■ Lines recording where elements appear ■
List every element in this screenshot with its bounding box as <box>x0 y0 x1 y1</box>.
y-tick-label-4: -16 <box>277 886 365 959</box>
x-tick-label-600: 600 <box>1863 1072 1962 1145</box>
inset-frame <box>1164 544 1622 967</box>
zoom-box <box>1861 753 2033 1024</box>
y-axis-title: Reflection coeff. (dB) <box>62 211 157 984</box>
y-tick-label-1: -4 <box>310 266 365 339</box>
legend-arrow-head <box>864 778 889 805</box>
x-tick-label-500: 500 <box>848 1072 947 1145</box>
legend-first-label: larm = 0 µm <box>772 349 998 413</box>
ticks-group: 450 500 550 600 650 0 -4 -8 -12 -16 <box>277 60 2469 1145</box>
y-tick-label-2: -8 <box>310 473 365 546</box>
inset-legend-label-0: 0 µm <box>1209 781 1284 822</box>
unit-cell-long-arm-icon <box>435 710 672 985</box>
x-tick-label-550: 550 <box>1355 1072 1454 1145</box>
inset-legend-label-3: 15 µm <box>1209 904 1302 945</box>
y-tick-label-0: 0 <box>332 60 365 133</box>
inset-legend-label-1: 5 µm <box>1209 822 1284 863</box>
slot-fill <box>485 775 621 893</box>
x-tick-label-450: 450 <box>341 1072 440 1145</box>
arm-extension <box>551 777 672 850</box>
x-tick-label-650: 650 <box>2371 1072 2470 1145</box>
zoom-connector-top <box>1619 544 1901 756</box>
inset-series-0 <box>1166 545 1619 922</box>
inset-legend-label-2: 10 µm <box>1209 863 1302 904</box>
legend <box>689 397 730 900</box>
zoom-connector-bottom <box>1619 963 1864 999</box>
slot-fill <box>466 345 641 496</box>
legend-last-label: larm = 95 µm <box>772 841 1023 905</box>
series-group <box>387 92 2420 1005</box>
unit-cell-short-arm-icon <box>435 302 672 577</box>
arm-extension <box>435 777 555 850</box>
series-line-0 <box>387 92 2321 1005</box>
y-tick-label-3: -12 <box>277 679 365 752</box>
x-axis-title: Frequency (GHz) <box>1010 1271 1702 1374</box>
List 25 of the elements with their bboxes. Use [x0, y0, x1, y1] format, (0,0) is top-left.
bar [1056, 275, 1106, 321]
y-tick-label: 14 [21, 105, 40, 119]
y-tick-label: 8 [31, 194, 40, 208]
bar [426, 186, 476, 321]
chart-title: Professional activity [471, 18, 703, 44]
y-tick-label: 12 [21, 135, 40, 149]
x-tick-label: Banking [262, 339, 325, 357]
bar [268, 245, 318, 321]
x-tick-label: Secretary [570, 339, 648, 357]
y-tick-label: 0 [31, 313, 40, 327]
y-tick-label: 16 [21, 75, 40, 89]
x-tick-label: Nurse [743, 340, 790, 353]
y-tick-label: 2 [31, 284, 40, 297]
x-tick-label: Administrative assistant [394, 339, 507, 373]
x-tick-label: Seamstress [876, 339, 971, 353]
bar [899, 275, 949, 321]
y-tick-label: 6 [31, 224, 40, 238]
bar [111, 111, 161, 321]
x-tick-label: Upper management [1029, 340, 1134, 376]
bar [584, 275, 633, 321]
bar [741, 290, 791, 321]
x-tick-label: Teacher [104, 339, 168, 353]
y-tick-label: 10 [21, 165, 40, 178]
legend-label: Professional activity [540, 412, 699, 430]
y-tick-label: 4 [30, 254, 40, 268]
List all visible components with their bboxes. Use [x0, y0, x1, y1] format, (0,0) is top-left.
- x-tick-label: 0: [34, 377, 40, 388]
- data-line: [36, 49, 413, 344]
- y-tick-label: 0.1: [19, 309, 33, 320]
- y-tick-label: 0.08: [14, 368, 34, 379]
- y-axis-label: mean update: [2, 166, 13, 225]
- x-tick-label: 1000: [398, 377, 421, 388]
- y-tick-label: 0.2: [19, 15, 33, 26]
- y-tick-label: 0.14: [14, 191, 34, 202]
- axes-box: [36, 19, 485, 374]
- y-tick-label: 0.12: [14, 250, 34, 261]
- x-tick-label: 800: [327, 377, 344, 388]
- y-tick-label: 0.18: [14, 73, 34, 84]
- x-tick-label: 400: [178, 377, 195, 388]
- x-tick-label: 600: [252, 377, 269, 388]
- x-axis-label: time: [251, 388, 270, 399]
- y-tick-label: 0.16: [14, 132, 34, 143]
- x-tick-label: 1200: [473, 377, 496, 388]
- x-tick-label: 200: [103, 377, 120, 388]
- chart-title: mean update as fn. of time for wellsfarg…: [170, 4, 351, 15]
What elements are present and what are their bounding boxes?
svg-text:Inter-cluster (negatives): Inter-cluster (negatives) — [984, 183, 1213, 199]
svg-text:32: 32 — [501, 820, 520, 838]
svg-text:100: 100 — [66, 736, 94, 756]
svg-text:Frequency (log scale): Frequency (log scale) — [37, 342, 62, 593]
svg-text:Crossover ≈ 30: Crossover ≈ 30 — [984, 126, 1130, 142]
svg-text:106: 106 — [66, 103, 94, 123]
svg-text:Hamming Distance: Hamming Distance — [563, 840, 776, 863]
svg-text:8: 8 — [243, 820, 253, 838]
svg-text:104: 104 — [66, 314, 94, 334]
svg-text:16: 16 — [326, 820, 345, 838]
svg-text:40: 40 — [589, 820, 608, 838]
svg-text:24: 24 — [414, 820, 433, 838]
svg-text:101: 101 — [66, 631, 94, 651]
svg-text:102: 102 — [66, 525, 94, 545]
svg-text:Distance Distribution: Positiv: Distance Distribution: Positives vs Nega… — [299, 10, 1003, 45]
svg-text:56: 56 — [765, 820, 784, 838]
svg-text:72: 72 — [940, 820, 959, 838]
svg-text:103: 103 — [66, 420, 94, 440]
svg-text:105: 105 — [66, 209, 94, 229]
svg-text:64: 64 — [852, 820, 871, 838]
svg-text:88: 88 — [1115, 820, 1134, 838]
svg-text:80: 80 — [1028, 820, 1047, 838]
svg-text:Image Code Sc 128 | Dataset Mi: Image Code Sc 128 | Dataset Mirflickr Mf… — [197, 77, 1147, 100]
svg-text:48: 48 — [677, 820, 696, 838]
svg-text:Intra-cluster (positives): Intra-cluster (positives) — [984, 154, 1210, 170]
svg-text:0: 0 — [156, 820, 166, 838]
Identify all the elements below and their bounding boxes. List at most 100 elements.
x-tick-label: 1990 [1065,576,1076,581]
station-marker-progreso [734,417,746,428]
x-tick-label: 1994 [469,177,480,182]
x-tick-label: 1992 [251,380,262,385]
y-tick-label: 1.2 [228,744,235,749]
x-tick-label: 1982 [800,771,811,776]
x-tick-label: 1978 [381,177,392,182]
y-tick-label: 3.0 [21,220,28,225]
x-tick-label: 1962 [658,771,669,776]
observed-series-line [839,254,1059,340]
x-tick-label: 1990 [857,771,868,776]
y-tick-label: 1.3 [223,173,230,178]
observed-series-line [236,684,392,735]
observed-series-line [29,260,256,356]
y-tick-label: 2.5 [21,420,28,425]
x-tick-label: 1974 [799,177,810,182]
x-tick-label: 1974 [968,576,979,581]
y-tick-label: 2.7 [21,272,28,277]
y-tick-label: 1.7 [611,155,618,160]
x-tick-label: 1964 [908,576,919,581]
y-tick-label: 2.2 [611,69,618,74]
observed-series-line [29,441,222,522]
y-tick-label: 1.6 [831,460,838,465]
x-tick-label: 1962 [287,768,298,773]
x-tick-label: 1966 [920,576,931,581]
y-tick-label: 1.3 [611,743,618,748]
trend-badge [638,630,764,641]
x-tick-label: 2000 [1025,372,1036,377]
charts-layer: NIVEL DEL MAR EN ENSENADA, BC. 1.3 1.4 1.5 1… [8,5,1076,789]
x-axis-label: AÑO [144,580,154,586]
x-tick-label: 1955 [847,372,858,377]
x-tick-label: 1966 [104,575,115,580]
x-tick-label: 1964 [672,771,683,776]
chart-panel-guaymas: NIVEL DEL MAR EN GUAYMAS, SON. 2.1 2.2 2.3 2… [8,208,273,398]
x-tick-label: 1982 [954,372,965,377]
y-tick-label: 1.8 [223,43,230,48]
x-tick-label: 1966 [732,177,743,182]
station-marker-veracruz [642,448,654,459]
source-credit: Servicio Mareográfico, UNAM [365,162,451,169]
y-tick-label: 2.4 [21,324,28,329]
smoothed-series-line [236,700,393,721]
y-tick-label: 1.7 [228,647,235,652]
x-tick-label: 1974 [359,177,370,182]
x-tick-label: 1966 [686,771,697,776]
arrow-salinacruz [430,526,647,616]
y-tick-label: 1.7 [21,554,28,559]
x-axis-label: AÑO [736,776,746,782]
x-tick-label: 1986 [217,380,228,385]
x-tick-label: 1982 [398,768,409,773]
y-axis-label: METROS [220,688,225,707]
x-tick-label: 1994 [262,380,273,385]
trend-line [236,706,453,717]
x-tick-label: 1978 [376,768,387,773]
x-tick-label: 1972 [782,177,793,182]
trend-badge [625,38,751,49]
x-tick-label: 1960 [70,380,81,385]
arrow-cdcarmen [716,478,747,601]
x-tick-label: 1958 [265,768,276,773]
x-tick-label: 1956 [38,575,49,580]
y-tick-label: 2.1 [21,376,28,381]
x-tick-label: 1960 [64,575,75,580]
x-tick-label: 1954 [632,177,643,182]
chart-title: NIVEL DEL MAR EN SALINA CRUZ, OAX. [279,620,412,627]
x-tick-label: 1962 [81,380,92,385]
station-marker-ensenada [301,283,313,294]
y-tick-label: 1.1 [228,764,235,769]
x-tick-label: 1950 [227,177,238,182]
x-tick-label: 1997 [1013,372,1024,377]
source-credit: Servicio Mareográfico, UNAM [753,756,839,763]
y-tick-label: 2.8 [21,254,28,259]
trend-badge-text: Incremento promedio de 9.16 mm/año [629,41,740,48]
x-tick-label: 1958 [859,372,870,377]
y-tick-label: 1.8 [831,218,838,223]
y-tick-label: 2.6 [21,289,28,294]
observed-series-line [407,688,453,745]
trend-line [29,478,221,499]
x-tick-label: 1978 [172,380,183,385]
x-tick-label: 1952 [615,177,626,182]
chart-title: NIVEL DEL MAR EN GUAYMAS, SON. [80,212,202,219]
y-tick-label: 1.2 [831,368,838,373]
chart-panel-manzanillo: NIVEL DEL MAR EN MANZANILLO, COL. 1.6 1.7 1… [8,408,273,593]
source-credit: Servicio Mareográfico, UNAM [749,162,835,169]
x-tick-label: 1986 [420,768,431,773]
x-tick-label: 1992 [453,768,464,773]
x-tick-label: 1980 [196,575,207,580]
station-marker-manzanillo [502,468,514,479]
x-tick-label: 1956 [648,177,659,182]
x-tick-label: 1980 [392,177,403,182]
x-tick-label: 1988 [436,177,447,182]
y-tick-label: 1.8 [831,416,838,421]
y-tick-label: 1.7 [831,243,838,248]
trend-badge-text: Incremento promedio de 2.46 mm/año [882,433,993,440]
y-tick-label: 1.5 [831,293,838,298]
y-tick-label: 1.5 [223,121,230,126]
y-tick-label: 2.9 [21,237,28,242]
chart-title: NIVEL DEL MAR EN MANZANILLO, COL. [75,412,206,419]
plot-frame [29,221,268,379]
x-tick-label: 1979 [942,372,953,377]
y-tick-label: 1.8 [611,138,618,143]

■ Problem details ■
Reproduce the lines from the very first one through the line containing "zoom-box <box>1861 753 2033 1024</box>", including both ends.

■ Task response ■
List every element in this screenshot with its bounding box as <box>x0 y0 x1 y1</box>.
y-tick-label-4: -16 <box>277 886 365 959</box>
x-tick-label-600: 600 <box>1863 1072 1962 1145</box>
inset-frame <box>1164 544 1622 967</box>
zoom-box <box>1861 753 2033 1024</box>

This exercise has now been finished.